[AIM] Each line below should be reproduced without any alteration.

[DATA ROWS]
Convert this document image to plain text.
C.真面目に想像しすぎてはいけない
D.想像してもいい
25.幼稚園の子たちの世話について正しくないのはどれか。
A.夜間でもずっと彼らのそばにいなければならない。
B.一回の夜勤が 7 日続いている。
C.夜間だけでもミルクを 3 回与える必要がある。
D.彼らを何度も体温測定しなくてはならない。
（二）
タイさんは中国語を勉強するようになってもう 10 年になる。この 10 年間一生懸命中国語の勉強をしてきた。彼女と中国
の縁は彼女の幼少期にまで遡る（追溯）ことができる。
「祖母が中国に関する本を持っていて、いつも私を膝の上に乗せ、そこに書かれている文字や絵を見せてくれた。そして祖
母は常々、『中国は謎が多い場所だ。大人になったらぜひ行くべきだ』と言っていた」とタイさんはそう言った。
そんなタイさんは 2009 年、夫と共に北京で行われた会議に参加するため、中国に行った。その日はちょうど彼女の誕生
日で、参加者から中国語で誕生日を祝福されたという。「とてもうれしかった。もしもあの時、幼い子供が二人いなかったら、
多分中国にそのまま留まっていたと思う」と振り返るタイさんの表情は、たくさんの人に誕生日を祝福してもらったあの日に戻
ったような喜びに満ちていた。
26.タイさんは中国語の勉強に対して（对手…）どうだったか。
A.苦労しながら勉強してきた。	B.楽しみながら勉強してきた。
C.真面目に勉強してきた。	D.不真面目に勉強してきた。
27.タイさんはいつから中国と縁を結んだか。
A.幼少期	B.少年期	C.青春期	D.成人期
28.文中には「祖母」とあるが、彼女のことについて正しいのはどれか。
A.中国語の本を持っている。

[THE REPLY]
Convert this document image to plain text.
C.真面目に想像しすぎてはいけない
D.想像してもいい
25.幼稚園の子たちの世話について正しくないのはどれか。
A.夜間でもずっと彼らのそばにいなければならない。
B.一回の夜勤が 7 日続いている。
C.夜間だけでもミルクを 3 回与える必要がある。
D.彼らを何度も体温測定しなくてはならない。
（二）
タイさんは中国語を勉強するようになってもう 10 年になる。この 10 年間一生懸命中国語の勉強をしてきた。彼女と中国
の縁は彼女の幼少期にまで遡る（追溯）ことができる。
「祖母が中国に関する本を持っていて、いつも私を膝の上に乗せ、そこに書かれている文字や絵を見せてくれた。そして祖
母は常々、『中国は謎が多い場所だ。大人になったらぜひ行くべきだ』と言っていた」とタイさんはそう言った。
そんなタイさんは 2009 年、夫と共に北京で行われた会議に参加するため、中国に行った。その日はちょうど彼女の誕生
日で、参加者から中国語で誕生日を祝福されたという。「とてもうれしかった。もしもあの時、幼い子供が二人いなかったら、
多分中国にそのまま留まっていたと思う」と振り返るタイさんの表情は、たくさんの人に誕生日を祝福してもらったあの日に戻
ったような喜びに満ちていた。
26.タイさんは中国語の勉強に対して（对手…）どうだったか。
A.苦労しながら勉強してきた。	B.楽しみながら勉強してきた。
C.真面目に勉強してきた。	D.不真面目に勉強してきた。
27.タイさんはいつから中国と縁を結んだか。
A.幼少期	B.少年期	C.青春期	D.成人期
28.文中には「祖母」とあるが、彼女のことについて正しいのはどれか。
A.中国語の本を持っている。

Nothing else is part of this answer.